■ TASK TO COMPLETE: Reproduce all the lines exactly as they stand, apart from the pictures.
## Start
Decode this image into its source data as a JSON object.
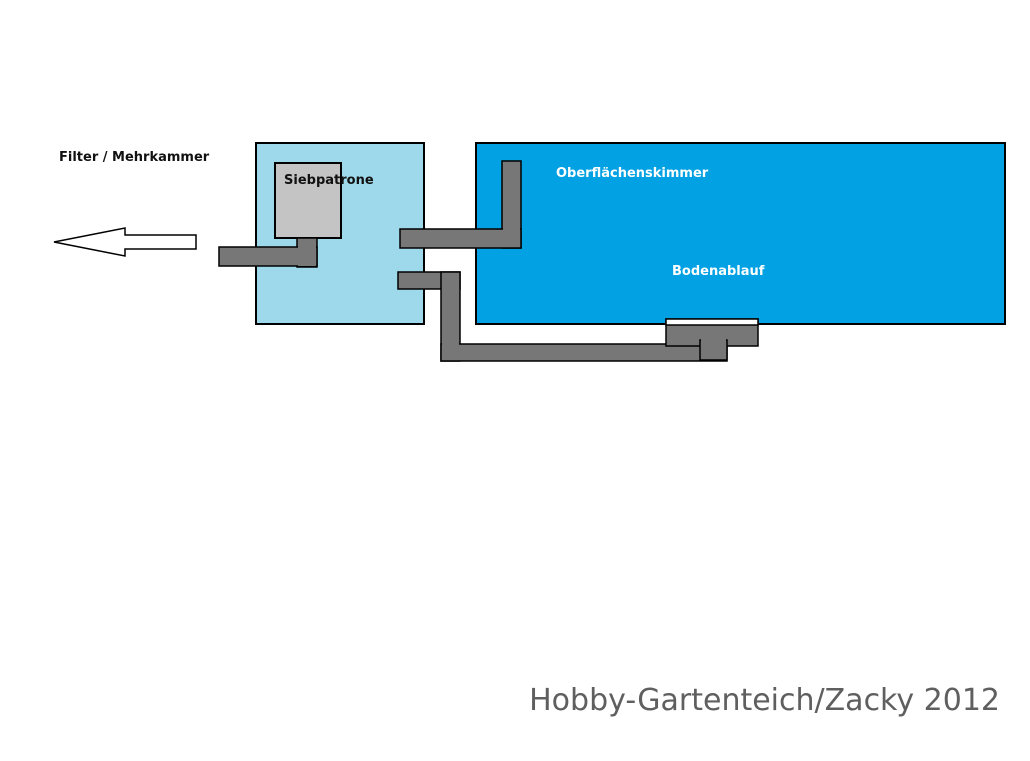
{
  "labels": {
    "filter": "Filter / Mehrkammer",
    "cartridge": "Siebpatrone",
    "skimmer": "Oberflächenskimmer",
    "drain": "Bodenablauf"
  },
  "watermark": "Hobby-Gartenteich/Zacky 2012",
  "colors": {
    "filter_box": "#9dd9ea",
    "pond": "#01a1e3",
    "cartridge": "#c4c4c4",
    "pipe": "#777777",
    "outline": "#000000",
    "background": "#ffffff"
  },
  "icons": {
    "outflow_arrow": "arrow-left-icon"
  }
}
## End
■ CORRECT OUTPUT:
Decode this image into its source data as a JSON object.
{
  "labels": {
    "filter": "Filter / Mehrkammer",
    "cartridge": "Siebpatrone",
    "skimmer": "Oberflächenskimmer",
    "drain": "Bodenablauf"
  },
  "watermark": "Hobby-Gartenteich/Zacky 2012",
  "colors": {
    "filter_box": "#9dd9ea",
    "pond": "#01a1e3",
    "cartridge": "#c4c4c4",
    "pipe": "#777777",
    "outline": "#000000",
    "background": "#ffffff"
  },
  "icons": {
    "outflow_arrow": "arrow-left-icon"
  }
}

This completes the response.